- ВЫБРАННЫЙ ОТРЫВОК:
━━━━━━━━━━━━━━━━━━━━
Антитетичность средневековой мысли. Из “Записок впрок” В.С. Библера

Опубликовано Anatoly - чт, 05/28/2009 - 12:47

Конспект подготовлен Ларисой Богачик-Волынец

«Средневековая антитетичность – это – в основе своей – тождество и противополагание бытия и мышления как антитеза. Что это означает? Это означает, что для средневековой логики (мышления) (уже благодаря исходной апорийной форме противопоставления бытия и мышления) вырастает их логическое отталкивание. Мышление, понятое как бытие мышления (речь), есть ничто мысли, её аннигиляция (нет мысли о мысли, то есть – нет мысли). Бытие, понятое как мышление, есть ничто, постепенная аннигиляция бытия, предметности. Только как мысль о ничто, мысль еще есть мысль. Только как ничто, бытие есть (не мысль, а бытие). Небытие мысли (речь, указание, напутствие) есть её единственное бытие. Мысль о небытии (как этот предмет сделать другим, понять его – означает понять его неистинность) – есть единственный статут мысли(?). Но такая мысль о предмете – как об его небытии – есть мысль о <нрзб> не о действии, <нрзб> <субъект?>. Понять предмет (уже не как предмет мысли, – это было бы апорийностью, но) как … действие субъекта – означает понять его в антитезе “средство–цель”. Понять предмет – означает понять, для чего он, понять его как средство, и – увидеть в нём цель (благо) человека, то есть не его (не этот предмет), понять его ничтожность. Антитетичность находит своё наиболее адекватное воплощение в идее речи, рецепта, предписания. Ведь только в предписании, в словесном воплощении – средство осваиваемо и может быть передано, – как опыт, а не как вещь. Но в слове средство и цель замыкаются друг на друга, оказываются тождественными и – обращёнными к человеку. (В этом рассуждении ещё существенно, что “бытие мышления” (речь) – это и есть определение субъекта (мыслит речь). И ещё. В понятии ремесленный опыт может отражаться только как рецепт, напутствие. И тут понятие – тождество целевого и “средственного” определения. Такое тождество и есть антитетическое тождество. Здесь нет вопроса почему (“потому что, – для того”).» (с. 86-87).

(с. 58-60) (1971 г.) «К проблеме антитетического движения средневековой мысли.

(Здесь — в основном — только в сфере непосредственной деятельности.)
━━━━━━━━━━━━━━━━━━━━
- ИЗВЛЕЧЁННЫЕ ЗАПИСИ:

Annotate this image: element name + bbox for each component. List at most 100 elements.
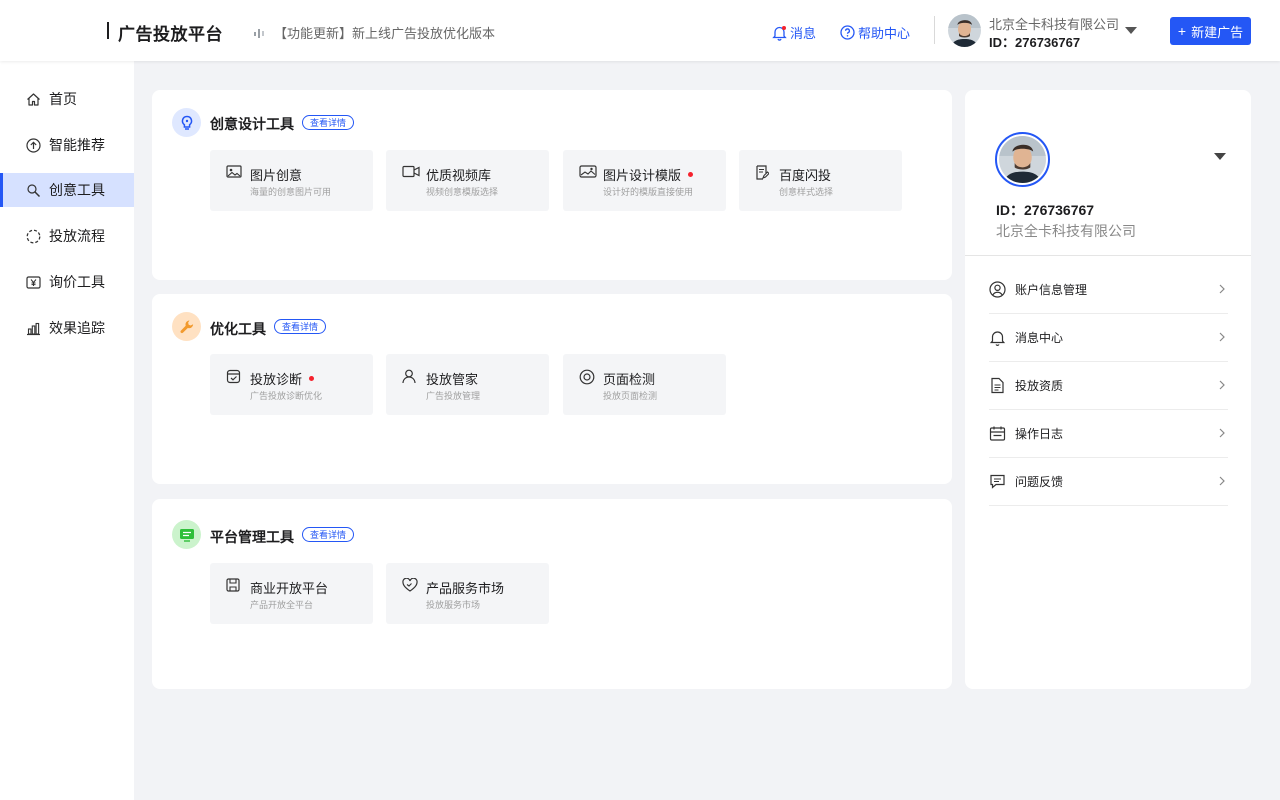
━━━━━━━━━━━━━━━━━━━━
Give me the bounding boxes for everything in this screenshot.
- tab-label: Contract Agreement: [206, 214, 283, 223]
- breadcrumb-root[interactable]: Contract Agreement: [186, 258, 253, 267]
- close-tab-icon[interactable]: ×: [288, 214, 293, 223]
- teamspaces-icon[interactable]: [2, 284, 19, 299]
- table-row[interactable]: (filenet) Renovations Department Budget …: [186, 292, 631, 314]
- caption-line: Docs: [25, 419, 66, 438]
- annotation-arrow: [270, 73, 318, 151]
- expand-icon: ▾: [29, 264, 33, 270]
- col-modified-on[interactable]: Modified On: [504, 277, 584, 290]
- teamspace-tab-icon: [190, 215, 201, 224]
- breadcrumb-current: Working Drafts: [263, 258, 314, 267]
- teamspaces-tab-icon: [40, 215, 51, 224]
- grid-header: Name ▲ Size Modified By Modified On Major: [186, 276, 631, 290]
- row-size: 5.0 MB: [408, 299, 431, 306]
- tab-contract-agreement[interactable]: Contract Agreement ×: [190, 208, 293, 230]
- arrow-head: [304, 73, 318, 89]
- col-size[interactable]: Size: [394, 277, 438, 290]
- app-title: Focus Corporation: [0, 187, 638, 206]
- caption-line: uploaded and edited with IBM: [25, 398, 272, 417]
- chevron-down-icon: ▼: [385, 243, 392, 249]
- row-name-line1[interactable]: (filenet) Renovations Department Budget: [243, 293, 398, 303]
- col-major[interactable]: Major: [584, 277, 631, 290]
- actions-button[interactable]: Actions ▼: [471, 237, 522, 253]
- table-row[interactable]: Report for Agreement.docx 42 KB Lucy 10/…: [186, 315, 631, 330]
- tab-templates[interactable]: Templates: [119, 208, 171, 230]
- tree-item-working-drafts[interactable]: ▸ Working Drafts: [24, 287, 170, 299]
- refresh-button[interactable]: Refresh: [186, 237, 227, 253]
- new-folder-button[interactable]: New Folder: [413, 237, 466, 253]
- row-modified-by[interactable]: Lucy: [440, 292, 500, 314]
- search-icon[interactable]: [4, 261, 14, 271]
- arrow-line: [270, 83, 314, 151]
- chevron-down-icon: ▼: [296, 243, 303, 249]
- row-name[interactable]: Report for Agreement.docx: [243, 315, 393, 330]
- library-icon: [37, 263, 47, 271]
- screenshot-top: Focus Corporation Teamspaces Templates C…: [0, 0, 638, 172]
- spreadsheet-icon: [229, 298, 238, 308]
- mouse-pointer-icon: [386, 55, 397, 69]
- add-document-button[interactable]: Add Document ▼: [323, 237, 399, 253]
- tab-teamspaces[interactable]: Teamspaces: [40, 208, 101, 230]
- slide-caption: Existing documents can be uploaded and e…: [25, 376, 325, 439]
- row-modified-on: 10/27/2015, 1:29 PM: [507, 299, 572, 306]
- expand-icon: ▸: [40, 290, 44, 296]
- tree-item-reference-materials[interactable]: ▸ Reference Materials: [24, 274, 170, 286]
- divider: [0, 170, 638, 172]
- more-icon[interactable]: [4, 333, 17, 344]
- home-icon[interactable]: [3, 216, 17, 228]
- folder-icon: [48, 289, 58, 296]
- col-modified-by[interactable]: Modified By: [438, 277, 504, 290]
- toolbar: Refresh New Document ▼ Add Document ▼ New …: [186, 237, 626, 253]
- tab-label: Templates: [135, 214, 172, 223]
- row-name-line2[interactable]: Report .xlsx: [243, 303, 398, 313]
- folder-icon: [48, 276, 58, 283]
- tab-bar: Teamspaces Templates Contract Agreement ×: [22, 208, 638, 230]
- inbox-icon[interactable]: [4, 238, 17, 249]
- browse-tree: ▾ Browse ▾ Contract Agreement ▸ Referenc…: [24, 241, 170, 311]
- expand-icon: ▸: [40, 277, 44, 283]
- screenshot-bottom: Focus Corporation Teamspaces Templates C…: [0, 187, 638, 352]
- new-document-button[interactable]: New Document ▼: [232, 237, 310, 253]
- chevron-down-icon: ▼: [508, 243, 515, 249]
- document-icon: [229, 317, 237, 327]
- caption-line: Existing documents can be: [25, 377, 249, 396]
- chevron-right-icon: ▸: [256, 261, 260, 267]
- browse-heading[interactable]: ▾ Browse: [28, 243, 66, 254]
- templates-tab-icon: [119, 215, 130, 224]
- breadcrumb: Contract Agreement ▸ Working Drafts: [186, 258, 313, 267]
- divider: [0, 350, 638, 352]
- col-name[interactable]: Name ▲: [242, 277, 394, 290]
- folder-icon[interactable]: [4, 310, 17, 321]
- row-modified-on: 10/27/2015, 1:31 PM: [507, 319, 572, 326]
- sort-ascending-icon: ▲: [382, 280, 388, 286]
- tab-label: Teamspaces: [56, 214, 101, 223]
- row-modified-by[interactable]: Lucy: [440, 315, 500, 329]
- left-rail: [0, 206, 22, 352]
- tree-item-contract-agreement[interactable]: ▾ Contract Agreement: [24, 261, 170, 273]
━━━━━━━━━━━━━━━━━━━━
- ЦЕЛЬ ЗАДАНИЯ:
Как звучит на английском предложение из отрывка о средневековой мысли: «Антитетичность находит своё наиболее адекватное воплощение в идее речи, рецепта, предписания.»? Записи взяты из другого источника.

- ПОЛУЧЕННЫЙ РЕЗУЛЬТАТ:
Antitheticality finds its most adequate embodiment in the idea of speech, recipe, and prescription.